# [Exercise task]
Select and reproduce each line of the listing below that bears the string "this".

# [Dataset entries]
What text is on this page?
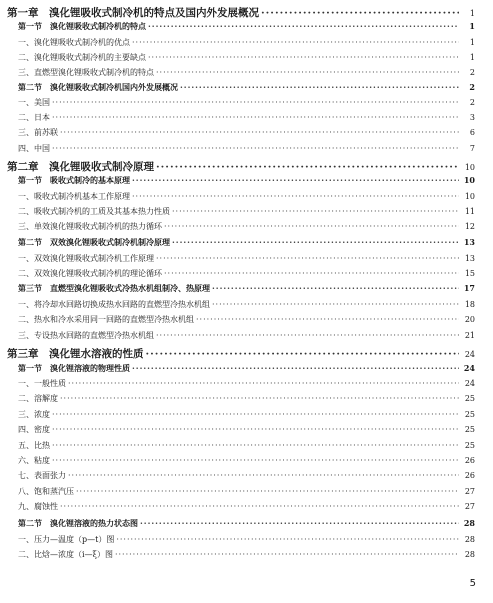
第一章　溴化锂吸收式制冷机的特点及国内外发展概况 ·····	1
第一节　溴化锂吸收式制冷机的特点 ·····	1
一、溴化锂吸收式制冷机的优点 ·····	1
二、溴化锂吸收式制冷机的主要缺点 ·····	1
三、直燃型溴化锂吸收式制冷机的特点 ·····	2
第二节　溴化锂吸收式制冷机国内外发展概况 ·····	2
一、美国 ·····	2
二、日本 ·····	3
三、前苏联 ·····	6
四、中国 ·····	7
第二章　溴化锂吸收式制冷原理 ·····	10
第一节　吸收式制冷的基本原理 ·····	10
一、吸收式制冷机基本工作原理 ·····	10
二、吸收式制冷机的工质及其基本热力性质 ·····	11
三、单效溴化锂吸收式制冷机的热力循环 ·····	12
第二节　双效溴化锂吸收式制冷机制冷原理 ·····	13
一、双效溴化锂吸收式制冷机工作原理 ·····	13
二、双效溴化锂吸收式制冷机的理论循环 ·····	15
第三节　直燃型溴化锂吸收式冷热水机组制冷、热原理 ·····	17
一、将冷却水回路切换成热水回路的直燃型冷热水机组 ·····	18
二、热水和冷水采用同一回路的直燃型冷热水机组 ·····	20
三、专设热水回路的直燃型冷热水机组 ·····	21
第三章　溴化锂水溶液的性质 ·····	24
第一节　溴化锂溶液的物理性质 ·····	24
一、一般性质 ·····	24
二、溶解度 ·····	25
三、浓度 ·····	25
四、密度 ·····	25
五、比热 ·····	25
六、粘度 ·····	26
七、表面张力 ·····	26
八、饱和蒸汽压 ·····	27
九、腐蚀性 ·····	27
第二节　溴化锂溶液的热力状态图 ·····	28
一、压力—温度（p—t）图 ·····	28
二、比焓—浓度（i—ξ）图 ·····	28
5
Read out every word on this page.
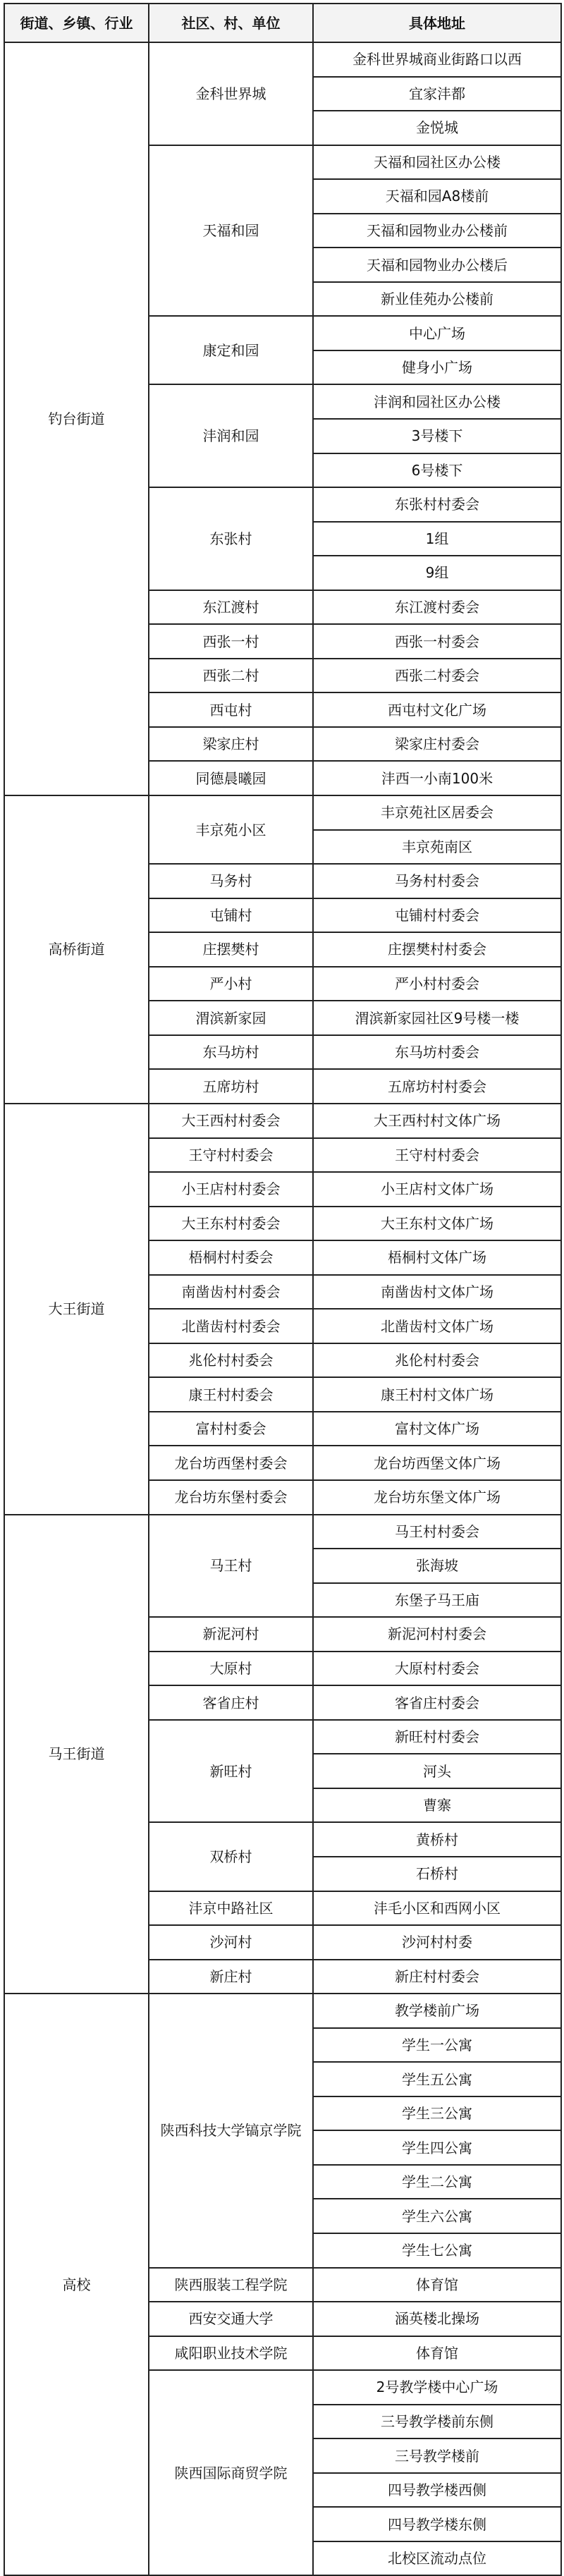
街道、乡镇、行业	社区、村、单位	具体地址
钓台街道	金科世界城	金科世界城商业街路口以西
		宜家沣都
		金悦城
	天福和园	天福和园社区办公楼
		天福和园A8楼前
		天福和园物业办公楼前
		天福和园物业办公楼后
		新业佳苑办公楼前
	康定和园	中心广场
		健身小广场
	沣润和园	沣润和园社区办公楼
		3号楼下
		6号楼下
	东张村	东张村村委会
		1组
		9组
	东江渡村	东江渡村委会
	西张一村	西张一村委会
	西张二村	西张二村委会
	西屯村	西屯村文化广场
	梁家庄村	梁家庄村委会
	同德晨曦园	沣西一小南100米
高桥街道	丰京苑小区	丰京苑社区居委会
		丰京苑南区
	马务村	马务村村委会
	屯铺村	屯铺村村委会
	庄摆樊村	庄摆樊村村委会
	严小村	严小村村委会
	渭滨新家园	渭滨新家园社区9号楼一楼
	东马坊村	东马坊村委会
	五席坊村	五席坊村村委会
大王街道	大王西村村委会	大王西村村文体广场
	王守村村委会	王守村村委会
	小王店村村委会	小王店村文体广场
	大王东村村委会	大王东村文体广场
	梧桐村村委会	梧桐村文体广场
	南凿齿村村委会	南凿齿村文体广场
	北凿齿村村委会	北凿齿村文体广场
	兆伦村村委会	兆伦村村委会
	康王村村委会	康王村村文体广场
	富村村委会	富村文体广场
	龙台坊西堡村委会	龙台坊西堡文体广场
	龙台坊东堡村委会	龙台坊东堡文体广场
马王街道	马王村	马王村村委会
		张海坡
		东堡子马王庙
	新泥河村	新泥河村村委会
	大原村	大原村村委会
	客省庄村	客省庄村委会
	新旺村	新旺村村委会
		河头
		曹寨
	双桥村	黄桥村
		石桥村
	沣京中路社区	沣毛小区和西网小区
	沙河村	沙河村村委
	新庄村	新庄村村委会
高校	陕西科技大学镐京学院	教学楼前广场
		学生一公寓
		学生五公寓
		学生三公寓
		学生四公寓
		学生二公寓
		学生六公寓
		学生七公寓
	陕西服装工程学院	体育馆
	西安交通大学	涵英楼北操场
	咸阳职业技术学院	体育馆
	陕西国际商贸学院	2号教学楼中心广场
		三号教学楼前东侧
		三号教学楼前
		四号教学楼西侧
		四号教学楼东侧
		北校区流动点位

# [Answer to the task]
What text is on this page?
Read out every word on this page.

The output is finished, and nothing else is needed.